Transcribe every entry word for word, leaving out all images.

(Collected data)
++++++++++++++++++++
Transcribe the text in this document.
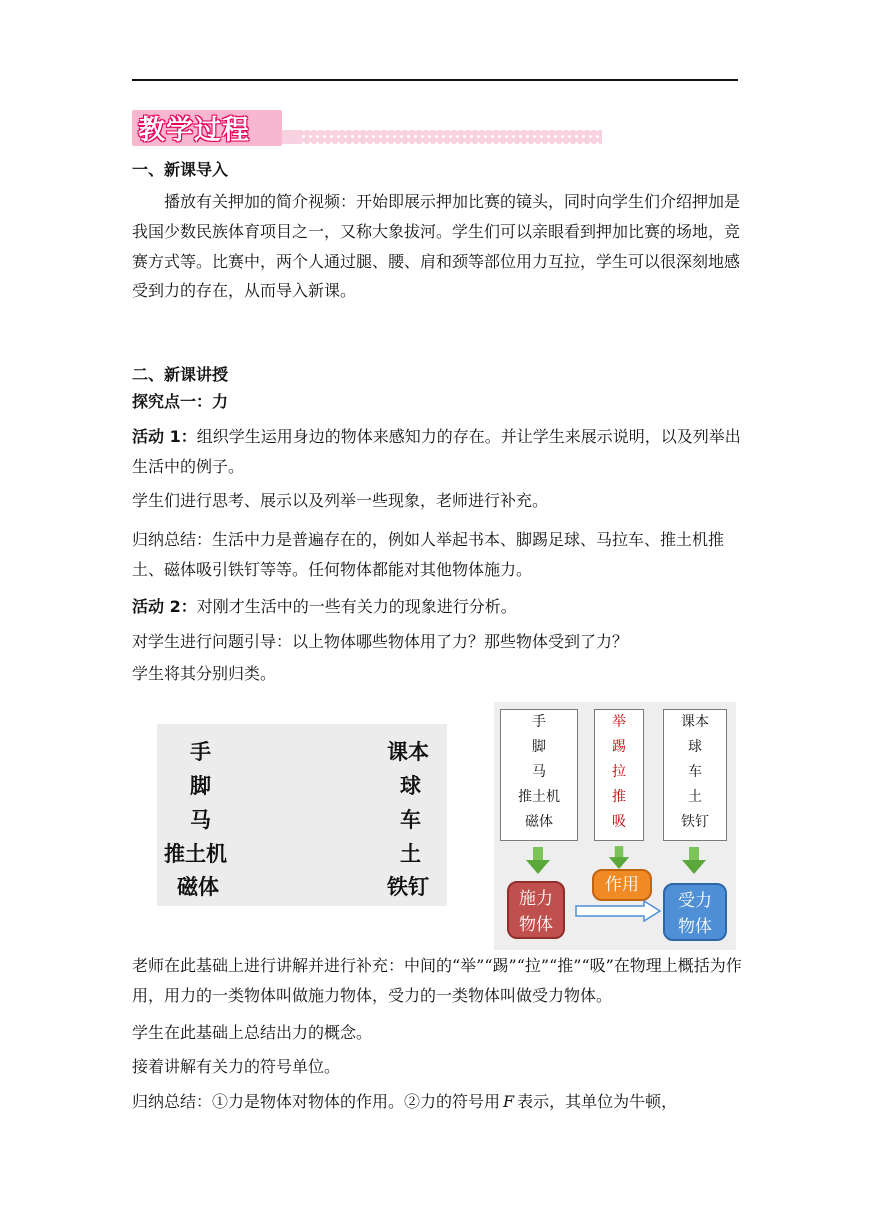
教学过程
一、新课导入
播放有关押加的简介视频：开始即展示押加比赛的镜头，同时向学生们介绍押加是我国少数民族体育项目之一，又称大象拔河。学生们可以亲眼看到押加比赛的场地，竞赛方式等。比赛中，两个人通过腿、腰、肩和颈等部位用力互拉，学生可以很深刻地感受到力的存在，从而导入新课。
二、新课讲授
探究点一：力
活动 1：组织学生运用身边的物体来感知力的存在。并让学生来展示说明，以及列举出生活中的例子。
学生们进行思考、展示以及列举一些现象，老师进行补充。
归纳总结：生活中力是普遍存在的，例如人举起书本、脚踢足球、马拉车、推土机推土、磁体吸引铁钉等等。任何物体都能对其他物体施力。
活动 2：对刚才生活中的一些有关力的现象进行分析。
对学生进行问题引导：以上物体哪些物体用了力？那些物体受到了力？
学生将其分别归类。
手
脚
马
推土机
磁体
课本
球
车
土
铁钉
手
脚
马
推土机
磁体
举
踢
拉
推
吸
课本
球
车
土
铁钉
施力物体
作用
受力物体
老师在此基础上进行讲解并进行补充：中间的“举”“踢”“拉”“推”“吸”在物理上概括为作用，用力的一类物体叫做施力物体，受力的一类物体叫做受力物体。
学生在此基础上总结出力的概念。
接着讲解有关力的符号单位。
归纳总结：①力是物体对物体的作用。②力的符号用 F 表示，其单位为牛顿，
++++++++++++++++++++
Solution for this problem:
Transcribe the text in this document.
教学过程
一、新课导入
播放有关押加的简介视频：开始即展示押加比赛的镜头，同时向学生们介绍押加是我国少数民族体育项目之一，又称大象拔河。学生们可以亲眼看到押加比赛的场地，竞赛方式等。比赛中，两个人通过腿、腰、肩和颈等部位用力互拉，学生可以很深刻地感受到力的存在，从而导入新课。
二、新课讲授
探究点一：力
活动 1：组织学生运用身边的物体来感知力的存在。并让学生来展示说明，以及列举出生活中的例子。
学生们进行思考、展示以及列举一些现象，老师进行补充。
归纳总结：生活中力是普遍存在的，例如人举起书本、脚踢足球、马拉车、推土机推土、磁体吸引铁钉等等。任何物体都能对其他物体施力。
活动 2：对刚才生活中的一些有关力的现象进行分析。
对学生进行问题引导：以上物体哪些物体用了力？那些物体受到了力？
学生将其分别归类。
手
脚
马
推土机
磁体
课本
球
车
土
铁钉
手
脚
马
推土机
磁体
举
踢
拉
推
吸
课本
球
车
土
铁钉
施力物体
作用
受力物体
老师在此基础上进行讲解并进行补充：中间的“举”“踢”“拉”“推”“吸”在物理上概括为作用，用力的一类物体叫做施力物体，受力的一类物体叫做受力物体。
学生在此基础上总结出力的概念。
接着讲解有关力的符号单位。
归纳总结：①力是物体对物体的作用。②力的符号用 F 表示，其单位为牛顿，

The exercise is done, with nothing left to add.